Leave out the pictures and repeat every record exactly.
________________
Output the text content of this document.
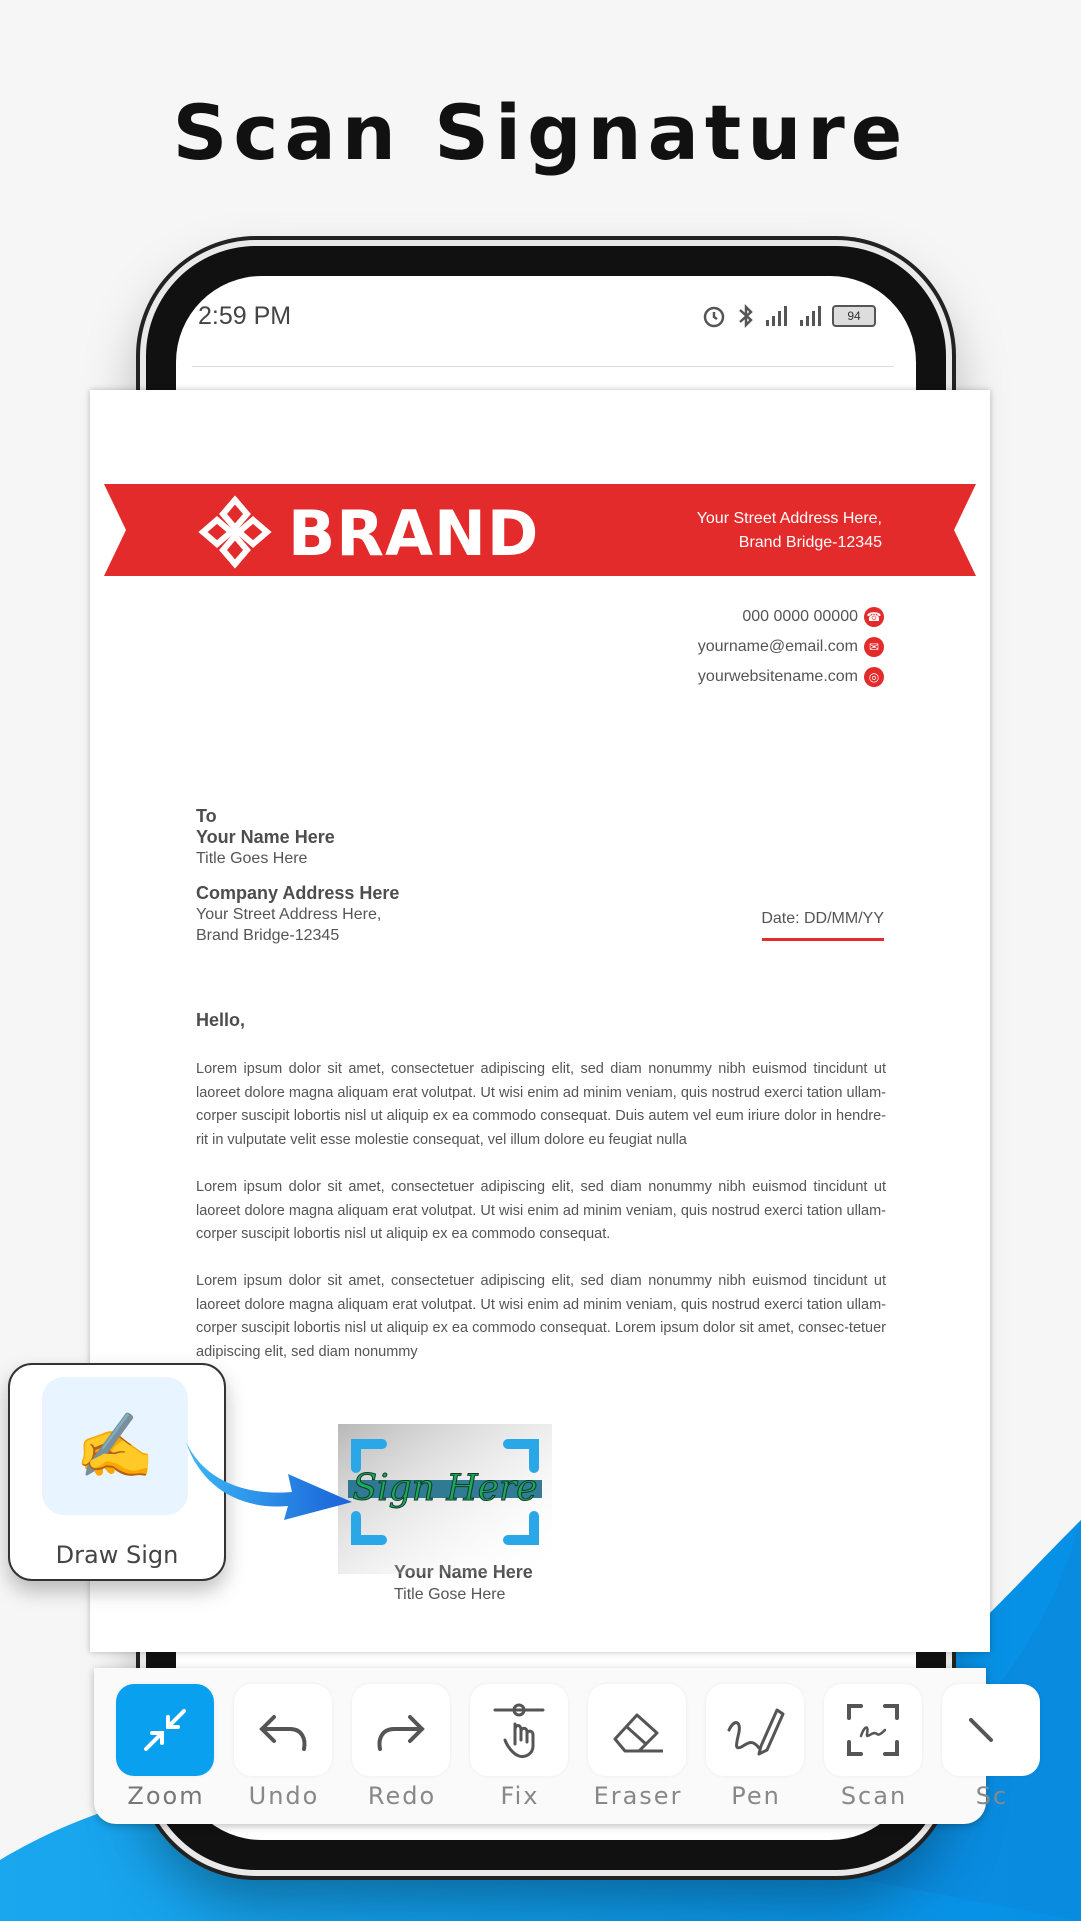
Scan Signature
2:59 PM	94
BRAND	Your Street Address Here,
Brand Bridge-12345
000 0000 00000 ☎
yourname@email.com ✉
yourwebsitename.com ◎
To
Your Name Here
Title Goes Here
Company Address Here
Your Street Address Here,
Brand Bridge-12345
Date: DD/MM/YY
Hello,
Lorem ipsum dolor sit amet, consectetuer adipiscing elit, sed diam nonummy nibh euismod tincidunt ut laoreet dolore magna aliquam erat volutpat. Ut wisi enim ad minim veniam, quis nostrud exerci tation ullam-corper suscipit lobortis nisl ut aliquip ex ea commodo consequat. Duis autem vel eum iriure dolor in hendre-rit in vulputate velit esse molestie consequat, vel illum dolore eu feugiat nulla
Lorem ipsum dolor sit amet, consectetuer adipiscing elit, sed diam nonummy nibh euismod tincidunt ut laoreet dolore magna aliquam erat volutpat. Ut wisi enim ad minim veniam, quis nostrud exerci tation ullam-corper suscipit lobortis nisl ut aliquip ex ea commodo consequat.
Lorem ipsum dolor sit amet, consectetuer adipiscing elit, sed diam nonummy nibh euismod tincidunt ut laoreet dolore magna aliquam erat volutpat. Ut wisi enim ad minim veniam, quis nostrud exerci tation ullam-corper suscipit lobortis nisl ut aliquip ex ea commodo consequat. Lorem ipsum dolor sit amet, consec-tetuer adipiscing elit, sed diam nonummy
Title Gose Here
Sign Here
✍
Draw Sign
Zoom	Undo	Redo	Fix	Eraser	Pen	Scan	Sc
________________
Task output
Output the text content of this document.
Scan Signature
2:59 PM	94
BRAND	Your Street Address Here,
Brand Bridge-12345
000 0000 00000 ☎
yourname@email.com ✉
yourwebsitename.com ◎
To
Your Name Here
Title Goes Here
Company Address Here
Your Street Address Here,
Brand Bridge-12345
Date: DD/MM/YY
Hello,
Lorem ipsum dolor sit amet, consectetuer adipiscing elit, sed diam nonummy nibh euismod tincidunt ut laoreet dolore magna aliquam erat volutpat. Ut wisi enim ad minim veniam, quis nostrud exerci tation ullam-corper suscipit lobortis nisl ut aliquip ex ea commodo consequat. Duis autem vel eum iriure dolor in hendre-rit in vulputate velit esse molestie consequat, vel illum dolore eu feugiat nulla
Lorem ipsum dolor sit amet, consectetuer adipiscing elit, sed diam nonummy nibh euismod tincidunt ut laoreet dolore magna aliquam erat volutpat. Ut wisi enim ad minim veniam, quis nostrud exerci tation ullam-corper suscipit lobortis nisl ut aliquip ex ea commodo consequat.
Lorem ipsum dolor sit amet, consectetuer adipiscing elit, sed diam nonummy nibh euismod tincidunt ut laoreet dolore magna aliquam erat volutpat. Ut wisi enim ad minim veniam, quis nostrud exerci tation ullam-corper suscipit lobortis nisl ut aliquip ex ea commodo consequat. Lorem ipsum dolor sit amet, consec-tetuer adipiscing elit, sed diam nonummy
Title Gose Here
Sign Here
✍
Draw Sign
Zoom	Undo	Redo	Fix	Eraser	Pen	Scan	Sc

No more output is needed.